▶ [Written exercise] Repeat the entries below exactly as they appear, with no pictures.
>> Start Information given
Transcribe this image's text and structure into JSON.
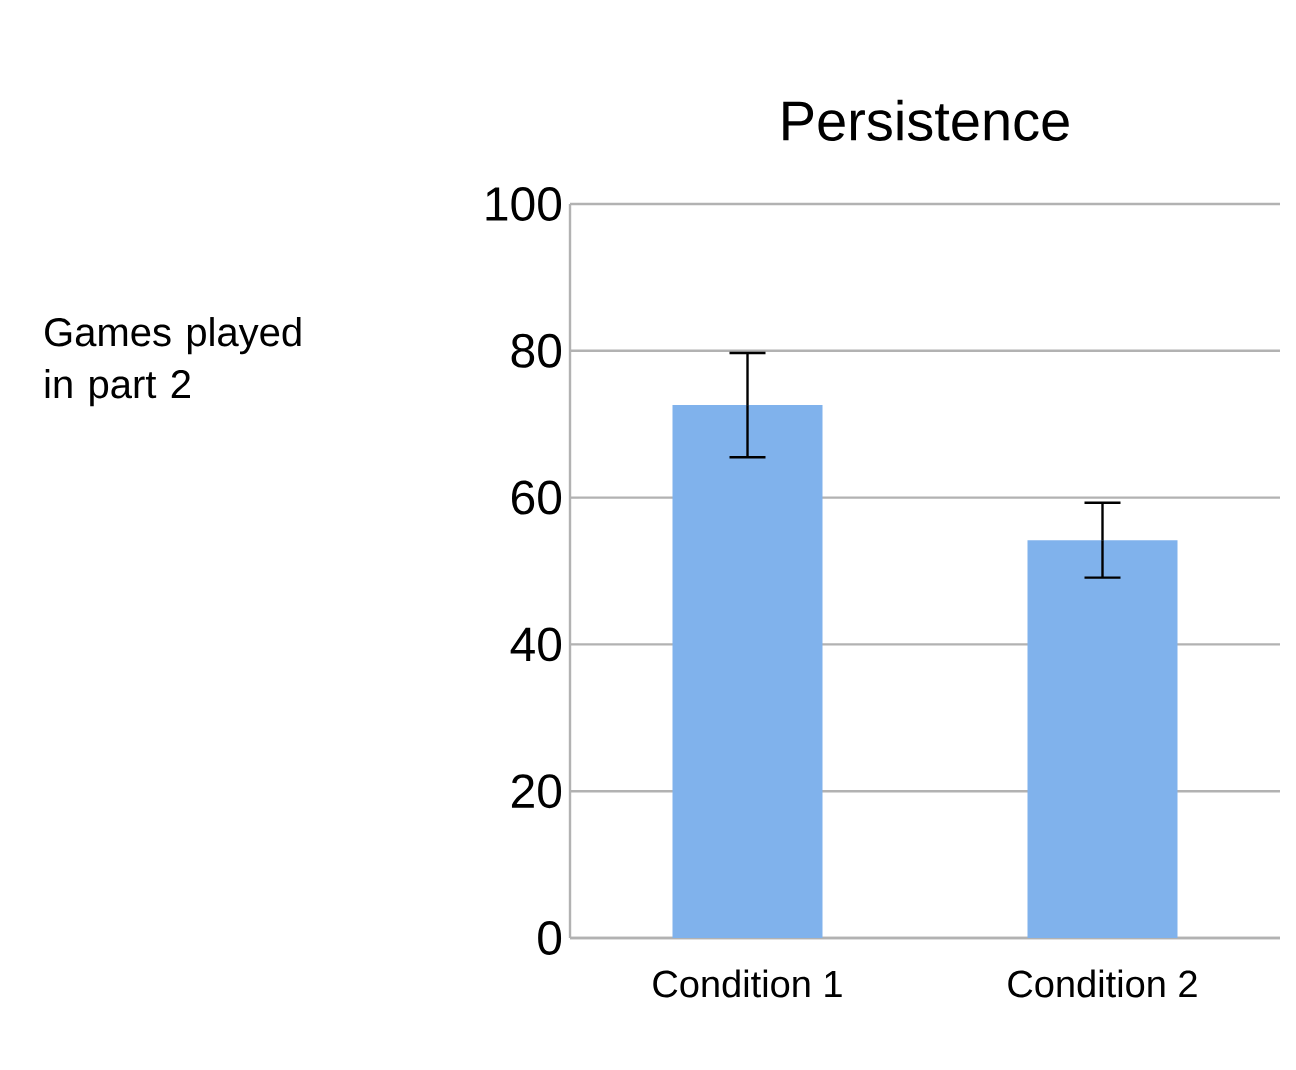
{
  "chart_data": {
    "type": "bar",
    "title": "Persistence",
    "ylabel": "Games played in part 2",
    "categories": [
      "Condition 1",
      "Condition 2"
    ],
    "values": [
      72.6,
      54.2
    ],
    "errors": [
      7.1,
      5.1
    ],
    "color": "#80b2ec",
    "ylim": [
      0,
      100
    ],
    "yticks": [
      0,
      20,
      40,
      60,
      80,
      100
    ],
    "grid": "y"
  }
}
>> End Information given
▶ [Written solution]
Transcribe this image's text and structure into JSON.
{
  "chart_data": {
    "type": "bar",
    "title": "Persistence",
    "ylabel": "Games played in part 2",
    "categories": [
      "Condition 1",
      "Condition 2"
    ],
    "values": [
      72.6,
      54.2
    ],
    "errors": [
      7.1,
      5.1
    ],
    "color": "#80b2ec",
    "ylim": [
      0,
      100
    ],
    "yticks": [
      0,
      20,
      40,
      60,
      80,
      100
    ],
    "grid": "y"
  }
}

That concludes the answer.